> _Data items_:

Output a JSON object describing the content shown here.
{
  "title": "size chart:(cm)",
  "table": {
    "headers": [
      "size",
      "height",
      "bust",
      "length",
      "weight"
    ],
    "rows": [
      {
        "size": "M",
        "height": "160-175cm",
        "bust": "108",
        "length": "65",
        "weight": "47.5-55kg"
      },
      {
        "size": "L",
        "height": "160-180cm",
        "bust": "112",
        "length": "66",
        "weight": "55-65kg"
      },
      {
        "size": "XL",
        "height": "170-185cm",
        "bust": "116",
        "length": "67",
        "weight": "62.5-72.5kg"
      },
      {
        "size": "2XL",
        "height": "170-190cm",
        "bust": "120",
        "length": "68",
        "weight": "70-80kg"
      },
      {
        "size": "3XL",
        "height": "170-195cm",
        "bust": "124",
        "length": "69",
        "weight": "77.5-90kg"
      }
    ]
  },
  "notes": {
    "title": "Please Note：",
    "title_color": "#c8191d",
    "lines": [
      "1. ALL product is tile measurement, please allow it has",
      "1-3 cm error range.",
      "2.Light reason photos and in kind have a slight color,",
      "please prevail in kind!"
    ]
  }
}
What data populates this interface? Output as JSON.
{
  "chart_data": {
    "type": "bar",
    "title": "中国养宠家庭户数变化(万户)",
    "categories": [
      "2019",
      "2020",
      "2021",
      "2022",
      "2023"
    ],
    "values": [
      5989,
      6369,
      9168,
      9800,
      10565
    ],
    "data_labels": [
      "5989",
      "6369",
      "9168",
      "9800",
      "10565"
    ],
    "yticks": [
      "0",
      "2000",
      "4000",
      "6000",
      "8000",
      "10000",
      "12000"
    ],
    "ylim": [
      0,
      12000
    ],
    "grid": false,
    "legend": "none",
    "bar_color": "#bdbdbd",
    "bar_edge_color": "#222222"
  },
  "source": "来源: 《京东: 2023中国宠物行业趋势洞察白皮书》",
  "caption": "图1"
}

> _Problem statement_: Quote every line of the data, word for word.

> _Task result_:
Output a JSON object describing the content shown here.
{
  "title": "size chart:(cm)",
  "table": {
    "headers": [
      "size",
      "height",
      "bust",
      "length",
      "weight"
    ],
    "rows": [
      {
        "size": "M",
        "height": "160-175cm",
        "bust": "108",
        "length": "65",
        "weight": "47.5-55kg"
      },
      {
        "size": "L",
        "height": "160-180cm",
        "bust": "112",
        "length": "66",
        "weight": "55-65kg"
      },
      {
        "size": "XL",
        "height": "170-185cm",
        "bust": "116",
        "length": "67",
        "weight": "62.5-72.5kg"
      },
      {
        "size": "2XL",
        "height": "170-190cm",
        "bust": "120",
        "length": "68",
        "weight": "70-80kg"
      },
      {
        "size": "3XL",
        "height": "170-195cm",
        "bust": "124",
        "length": "69",
        "weight": "77.5-90kg"
      }
    ]
  },
  "notes": {
    "title": "Please Note：",
    "title_color": "#c8191d",
    "lines": [
      "1. ALL product is tile measurement, please allow it has",
      "1-3 cm error range.",
      "2.Light reason photos and in kind have a slight color,",
      "please prevail in kind!"
    ]
  }
}
What data populates this interface? Output as JSON.
{
  "chart_data": {
    "type": "bar",
    "title": "中国养宠家庭户数变化(万户)",
    "categories": [
      "2019",
      "2020",
      "2021",
      "2022",
      "2023"
    ],
    "values": [
      5989,
      6369,
      9168,
      9800,
      10565
    ],
    "data_labels": [
      "5989",
      "6369",
      "9168",
      "9800",
      "10565"
    ],
    "yticks": [
      "0",
      "2000",
      "4000",
      "6000",
      "8000",
      "10000",
      "12000"
    ],
    "ylim": [
      0,
      12000
    ],
    "grid": false,
    "legend": "none",
    "bar_color": "#bdbdbd",
    "bar_edge_color": "#222222"
  },
  "source": "来源: 《京东: 2023中国宠物行业趋势洞察白皮书》",
  "caption": "图1"
}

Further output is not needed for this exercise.